— SHORT PROBLEM —
Write out each line that follows exactly as it stands, without the pictures.

— DATA RECORDS —
########

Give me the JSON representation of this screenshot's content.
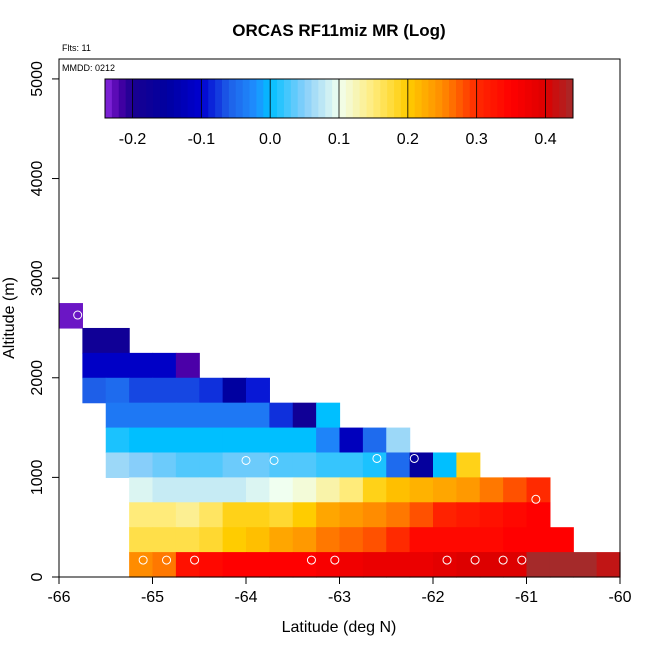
{
  "chart_data": {
    "type": "heatmap",
    "title": "ORCAS RF11miz MR (Log)",
    "annotations": {
      "flights": "Flts: 11",
      "date": "MMDD: 0212"
    },
    "xlabel": "Latitude (deg N)",
    "ylabel": "Altitude (m)",
    "xlim": [
      -66,
      -60
    ],
    "ylim": [
      0,
      5200
    ],
    "x_ticks": [
      -66,
      -65,
      -64,
      -63,
      -62,
      -61,
      -60
    ],
    "y_ticks": [
      0,
      1000,
      2000,
      3000,
      4000,
      5000
    ],
    "cell_size": {
      "lat_deg": 0.25,
      "alt_m": 250
    },
    "colorbar": {
      "range": [
        -0.24,
        0.44
      ],
      "ticks": [
        -0.2,
        -0.1,
        0.0,
        0.1,
        0.2,
        0.3,
        0.4
      ],
      "tick_labels": [
        "-0.2",
        "-0.1",
        "0.0",
        "0.1",
        "0.2",
        "0.3",
        "0.4"
      ],
      "stops": [
        {
          "v": -0.24,
          "color": "#8a2be2"
        },
        {
          "v": -0.22,
          "color": "#4b00a8"
        },
        {
          "v": -0.2,
          "color": "#1a0090"
        },
        {
          "v": -0.15,
          "color": "#0000a0"
        },
        {
          "v": -0.1,
          "color": "#0000d0"
        },
        {
          "v": -0.06,
          "color": "#1e5fe8"
        },
        {
          "v": -0.02,
          "color": "#1e90ff"
        },
        {
          "v": 0.0,
          "color": "#00bfff"
        },
        {
          "v": 0.05,
          "color": "#87cefa"
        },
        {
          "v": 0.1,
          "color": "#f0fff0"
        },
        {
          "v": 0.15,
          "color": "#ffeb7a"
        },
        {
          "v": 0.2,
          "color": "#ffcc00"
        },
        {
          "v": 0.25,
          "color": "#ff8c00"
        },
        {
          "v": 0.3,
          "color": "#ff2a00"
        },
        {
          "v": 0.35,
          "color": "#ff0000"
        },
        {
          "v": 0.4,
          "color": "#dd0000"
        },
        {
          "v": 0.44,
          "color": "#a52a2a"
        }
      ]
    },
    "rows": [
      {
        "alt": 2500,
        "lat_start": -66.0,
        "values": [
          -0.23
        ]
      },
      {
        "alt": 2250,
        "lat_start": -65.75,
        "values": [
          -0.18,
          -0.18
        ]
      },
      {
        "alt": 2000,
        "lat_start": -65.75,
        "values": [
          -0.11,
          -0.11,
          -0.11,
          -0.11,
          -0.22
        ]
      },
      {
        "alt": 1750,
        "lat_start": -65.75,
        "values": [
          -0.06,
          -0.05,
          -0.07,
          -0.07,
          -0.07,
          -0.08,
          -0.15,
          -0.09
        ]
      },
      {
        "alt": 1500,
        "lat_start": -65.5,
        "values": [
          -0.04,
          -0.04,
          -0.04,
          -0.04,
          -0.04,
          -0.04,
          -0.04,
          -0.08,
          -0.18,
          0.0
        ]
      },
      {
        "alt": 1250,
        "lat_start": -65.5,
        "values": [
          0.01,
          0.0,
          0.0,
          0.0,
          0.0,
          0.0,
          0.0,
          0.0,
          0.0,
          -0.03,
          -0.12,
          -0.05,
          0.06
        ]
      },
      {
        "alt": 1000,
        "lat_start": -65.5,
        "values": [
          0.06,
          0.05,
          0.04,
          0.03,
          0.03,
          0.04,
          0.04,
          0.03,
          0.03,
          0.02,
          0.02,
          0.01,
          -0.05,
          -0.16,
          0.0,
          0.19
        ]
      },
      {
        "alt": 750,
        "lat_start": -65.25,
        "values": [
          0.09,
          0.08,
          0.08,
          0.08,
          0.08,
          0.09,
          0.1,
          0.11,
          0.13,
          0.15,
          0.19,
          0.21,
          0.22,
          0.23,
          0.24,
          0.26,
          0.28,
          0.3
        ]
      },
      {
        "alt": 500,
        "lat_start": -65.25,
        "values": [
          0.15,
          0.15,
          0.14,
          0.16,
          0.19,
          0.19,
          0.18,
          0.2,
          0.23,
          0.24,
          0.25,
          0.26,
          0.28,
          0.31,
          0.32,
          0.33,
          0.34,
          0.35
        ]
      },
      {
        "alt": 250,
        "lat_start": -65.25,
        "values": [
          0.17,
          0.17,
          0.17,
          0.18,
          0.2,
          0.21,
          0.23,
          0.24,
          0.26,
          0.27,
          0.28,
          0.3,
          0.34,
          0.34,
          0.34,
          0.34,
          0.35,
          0.35,
          0.35
        ]
      },
      {
        "alt": 0,
        "lat_start": -65.25,
        "values": [
          0.25,
          0.26,
          0.33,
          0.34,
          0.35,
          0.35,
          0.35,
          0.35,
          0.36,
          0.37,
          0.38,
          0.38,
          0.38,
          0.39,
          0.4,
          0.4,
          0.4,
          0.44,
          0.44,
          0.44,
          0.42
        ]
      }
    ],
    "markers": [
      {
        "lat": -65.1,
        "alt": 170
      },
      {
        "lat": -64.85,
        "alt": 170
      },
      {
        "lat": -64.55,
        "alt": 170
      },
      {
        "lat": -63.3,
        "alt": 170
      },
      {
        "lat": -63.05,
        "alt": 170
      },
      {
        "lat": -61.85,
        "alt": 170
      },
      {
        "lat": -61.55,
        "alt": 170
      },
      {
        "lat": -61.25,
        "alt": 170
      },
      {
        "lat": -61.05,
        "alt": 170
      },
      {
        "lat": -65.8,
        "alt": 2630
      },
      {
        "lat": -64.0,
        "alt": 1170
      },
      {
        "lat": -63.7,
        "alt": 1170
      },
      {
        "lat": -62.6,
        "alt": 1190
      },
      {
        "lat": -62.2,
        "alt": 1190
      },
      {
        "lat": -60.9,
        "alt": 780
      }
    ]
  }
}
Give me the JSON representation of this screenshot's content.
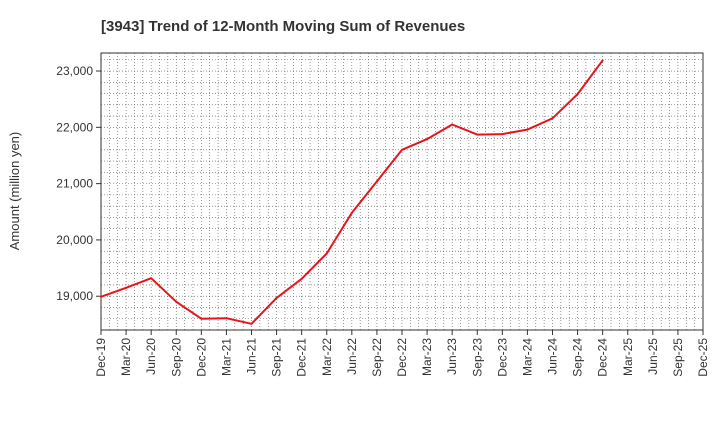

########

— ANSWER TO THIS PROBLEM —
Give me the JSON representation of this screenshot's content.
{
  "chart_data": {
    "type": "heatmap",
    "title": "ORCAS RF11miz MR (Log)",
    "annotations": {
      "flights": "Flts: 11",
      "date": "MMDD: 0212"
    },
    "xlabel": "Latitude (deg N)",
    "ylabel": "Altitude (m)",
    "xlim": [
      -66,
      -60
    ],
    "ylim": [
      0,
      5200
    ],
    "x_ticks": [
      -66,
      -65,
      -64,
      -63,
      -62,
      -61,
      -60
    ],
    "y_ticks": [
      0,
      1000,
      2000,
      3000,
      4000,
      5000
    ],
    "cell_size": {
      "lat_deg": 0.25,
      "alt_m": 250
    },
    "colorbar": {
      "range": [
        -0.24,
        0.44
      ],
      "ticks": [
        -0.2,
        -0.1,
        0.0,
        0.1,
        0.2,
        0.3,
        0.4
      ],
      "tick_labels": [
        "-0.2",
        "-0.1",
        "0.0",
        "0.1",
        "0.2",
        "0.3",
        "0.4"
      ],
      "stops": [
        {
          "v": -0.24,
          "color": "#8a2be2"
        },
        {
          "v": -0.22,
          "color": "#4b00a8"
        },
        {
          "v": -0.2,
          "color": "#1a0090"
        },
        {
          "v": -0.15,
          "color": "#0000a0"
        },
        {
          "v": -0.1,
          "color": "#0000d0"
        },
        {
          "v": -0.06,
          "color": "#1e5fe8"
        },
        {
          "v": -0.02,
          "color": "#1e90ff"
        },
        {
          "v": 0.0,
          "color": "#00bfff"
        },
        {
          "v": 0.05,
          "color": "#87cefa"
        },
        {
          "v": 0.1,
          "color": "#f0fff0"
        },
        {
          "v": 0.15,
          "color": "#ffeb7a"
        },
        {
          "v": 0.2,
          "color": "#ffcc00"
        },
        {
          "v": 0.25,
          "color": "#ff8c00"
        },
        {
          "v": 0.3,
          "color": "#ff2a00"
        },
        {
          "v": 0.35,
          "color": "#ff0000"
        },
        {
          "v": 0.4,
          "color": "#dd0000"
        },
        {
          "v": 0.44,
          "color": "#a52a2a"
        }
      ]
    },
    "rows": [
      {
        "alt": 2500,
        "lat_start": -66.0,
        "values": [
          -0.23
        ]
      },
      {
        "alt": 2250,
        "lat_start": -65.75,
        "values": [
          -0.18,
          -0.18
        ]
      },
      {
        "alt": 2000,
        "lat_start": -65.75,
        "values": [
          -0.11,
          -0.11,
          -0.11,
          -0.11,
          -0.22
        ]
      },
      {
        "alt": 1750,
        "lat_start": -65.75,
        "values": [
          -0.06,
          -0.05,
          -0.07,
          -0.07,
          -0.07,
          -0.08,
          -0.15,
          -0.09
        ]
      },
      {
        "alt": 1500,
        "lat_start": -65.5,
        "values": [
          -0.04,
          -0.04,
          -0.04,
          -0.04,
          -0.04,
          -0.04,
          -0.04,
          -0.08,
          -0.18,
          0.0
        ]
      },
      {
        "alt": 1250,
        "lat_start": -65.5,
        "values": [
          0.01,
          0.0,
          0.0,
          0.0,
          0.0,
          0.0,
          0.0,
          0.0,
          0.0,
          -0.03,
          -0.12,
          -0.05,
          0.06
        ]
      },
      {
        "alt": 1000,
        "lat_start": -65.5,
        "values": [
          0.06,
          0.05,
          0.04,
          0.03,
          0.03,
          0.04,
          0.04,
          0.03,
          0.03,
          0.02,
          0.02,
          0.01,
          -0.05,
          -0.16,
          0.0,
          0.19
        ]
      },
      {
        "alt": 750,
        "lat_start": -65.25,
        "values": [
          0.09,
          0.08,
          0.08,
          0.08,
          0.08,
          0.09,
          0.1,
          0.11,
          0.13,
          0.15,
          0.19,
          0.21,
          0.22,
          0.23,
          0.24,
          0.26,
          0.28,
          0.3
        ]
      },
      {
        "alt": 500,
        "lat_start": -65.25,
        "values": [
          0.15,
          0.15,
          0.14,
          0.16,
          0.19,
          0.19,
          0.18,
          0.2,
          0.23,
          0.24,
          0.25,
          0.26,
          0.28,
          0.31,
          0.32,
          0.33,
          0.34,
          0.35
        ]
      },
      {
        "alt": 250,
        "lat_start": -65.25,
        "values": [
          0.17,
          0.17,
          0.17,
          0.18,
          0.2,
          0.21,
          0.23,
          0.24,
          0.26,
          0.27,
          0.28,
          0.3,
          0.34,
          0.34,
          0.34,
          0.34,
          0.35,
          0.35,
          0.35
        ]
      },
      {
        "alt": 0,
        "lat_start": -65.25,
        "values": [
          0.25,
          0.26,
          0.33,
          0.34,
          0.35,
          0.35,
          0.35,
          0.35,
          0.36,
          0.37,
          0.38,
          0.38,
          0.38,
          0.39,
          0.4,
          0.4,
          0.4,
          0.44,
          0.44,
          0.44,
          0.42
        ]
      }
    ],
    "markers": [
      {
        "lat": -65.1,
        "alt": 170
      },
      {
        "lat": -64.85,
        "alt": 170
      },
      {
        "lat": -64.55,
        "alt": 170
      },
      {
        "lat": -63.3,
        "alt": 170
      },
      {
        "lat": -63.05,
        "alt": 170
      },
      {
        "lat": -61.85,
        "alt": 170
      },
      {
        "lat": -61.55,
        "alt": 170
      },
      {
        "lat": -61.25,
        "alt": 170
      },
      {
        "lat": -61.05,
        "alt": 170
      },
      {
        "lat": -65.8,
        "alt": 2630
      },
      {
        "lat": -64.0,
        "alt": 1170
      },
      {
        "lat": -63.7,
        "alt": 1170
      },
      {
        "lat": -62.6,
        "alt": 1190
      },
      {
        "lat": -62.2,
        "alt": 1190
      },
      {
        "lat": -60.9,
        "alt": 780
      }
    ]
  }
}
Give me the JSON representation of this screenshot's content.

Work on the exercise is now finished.